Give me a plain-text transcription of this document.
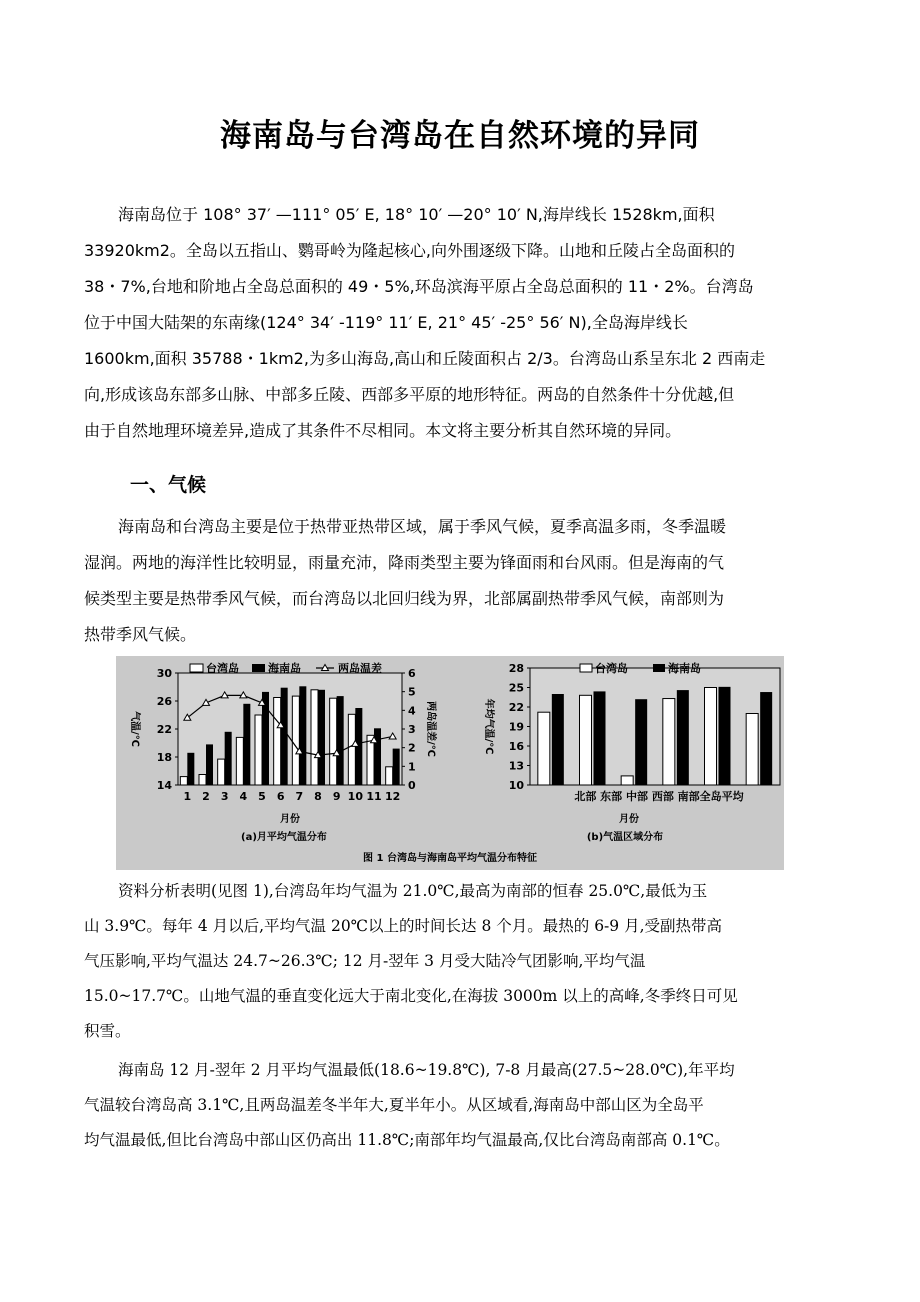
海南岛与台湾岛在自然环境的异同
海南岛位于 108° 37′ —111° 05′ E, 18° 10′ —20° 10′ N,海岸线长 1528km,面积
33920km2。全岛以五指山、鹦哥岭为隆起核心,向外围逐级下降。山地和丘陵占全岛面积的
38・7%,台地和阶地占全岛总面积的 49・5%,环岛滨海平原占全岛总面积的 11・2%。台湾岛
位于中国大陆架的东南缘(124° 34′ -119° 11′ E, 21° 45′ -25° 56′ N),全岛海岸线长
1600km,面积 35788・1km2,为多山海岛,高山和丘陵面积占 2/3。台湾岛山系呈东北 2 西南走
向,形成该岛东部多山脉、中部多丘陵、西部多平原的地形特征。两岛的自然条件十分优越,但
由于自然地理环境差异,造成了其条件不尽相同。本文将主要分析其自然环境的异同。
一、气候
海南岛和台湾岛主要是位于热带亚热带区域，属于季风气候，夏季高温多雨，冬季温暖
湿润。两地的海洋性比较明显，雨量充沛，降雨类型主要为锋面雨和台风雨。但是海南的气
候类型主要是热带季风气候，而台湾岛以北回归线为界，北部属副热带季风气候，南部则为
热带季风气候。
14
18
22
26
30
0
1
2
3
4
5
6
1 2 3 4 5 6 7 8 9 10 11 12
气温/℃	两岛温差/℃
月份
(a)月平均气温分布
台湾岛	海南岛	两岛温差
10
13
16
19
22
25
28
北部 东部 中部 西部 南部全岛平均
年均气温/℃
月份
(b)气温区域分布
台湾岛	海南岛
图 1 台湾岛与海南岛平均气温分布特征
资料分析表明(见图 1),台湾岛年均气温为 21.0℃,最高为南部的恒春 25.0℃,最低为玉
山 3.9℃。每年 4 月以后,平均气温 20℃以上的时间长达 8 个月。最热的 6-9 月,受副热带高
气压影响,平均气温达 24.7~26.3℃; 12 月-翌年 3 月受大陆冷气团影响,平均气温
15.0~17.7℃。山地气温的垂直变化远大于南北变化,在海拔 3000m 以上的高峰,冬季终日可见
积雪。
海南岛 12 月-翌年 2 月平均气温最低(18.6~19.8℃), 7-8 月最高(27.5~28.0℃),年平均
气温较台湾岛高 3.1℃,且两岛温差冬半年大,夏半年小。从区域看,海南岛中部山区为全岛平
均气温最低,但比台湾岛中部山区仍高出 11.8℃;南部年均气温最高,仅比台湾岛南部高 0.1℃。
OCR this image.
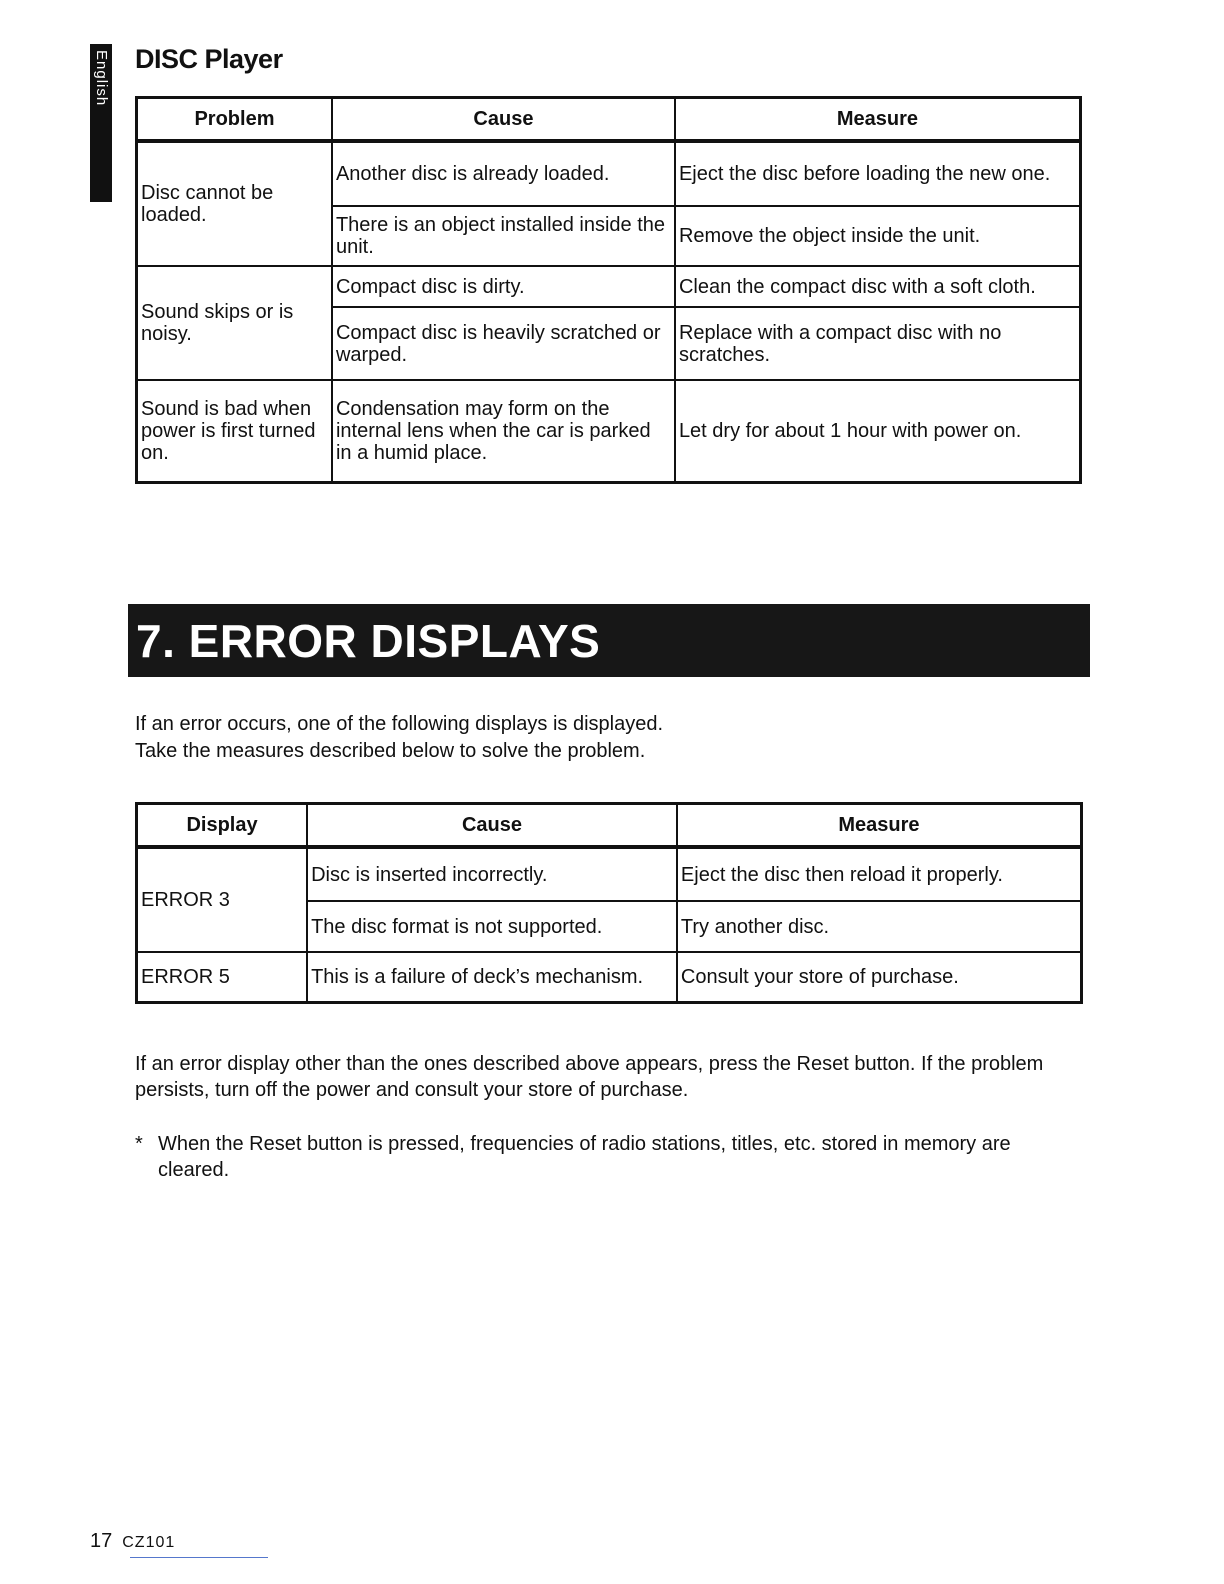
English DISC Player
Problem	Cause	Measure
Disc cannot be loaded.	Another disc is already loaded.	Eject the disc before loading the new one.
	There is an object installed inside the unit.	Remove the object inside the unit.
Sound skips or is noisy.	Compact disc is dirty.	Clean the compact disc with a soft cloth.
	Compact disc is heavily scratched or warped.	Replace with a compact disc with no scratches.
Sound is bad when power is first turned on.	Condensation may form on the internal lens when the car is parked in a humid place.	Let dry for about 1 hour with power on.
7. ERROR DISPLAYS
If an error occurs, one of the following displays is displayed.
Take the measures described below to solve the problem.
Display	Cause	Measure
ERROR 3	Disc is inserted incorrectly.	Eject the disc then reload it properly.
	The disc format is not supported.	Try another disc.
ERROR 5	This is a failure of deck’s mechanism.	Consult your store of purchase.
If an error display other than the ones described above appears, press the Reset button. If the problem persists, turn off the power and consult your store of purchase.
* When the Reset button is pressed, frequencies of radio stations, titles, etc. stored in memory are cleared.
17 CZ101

__REQUIREMENTS__
Your answer should be a single number: the count of lines in the entries that contain the word "Compact".

__WRITTEN ANSWER__
2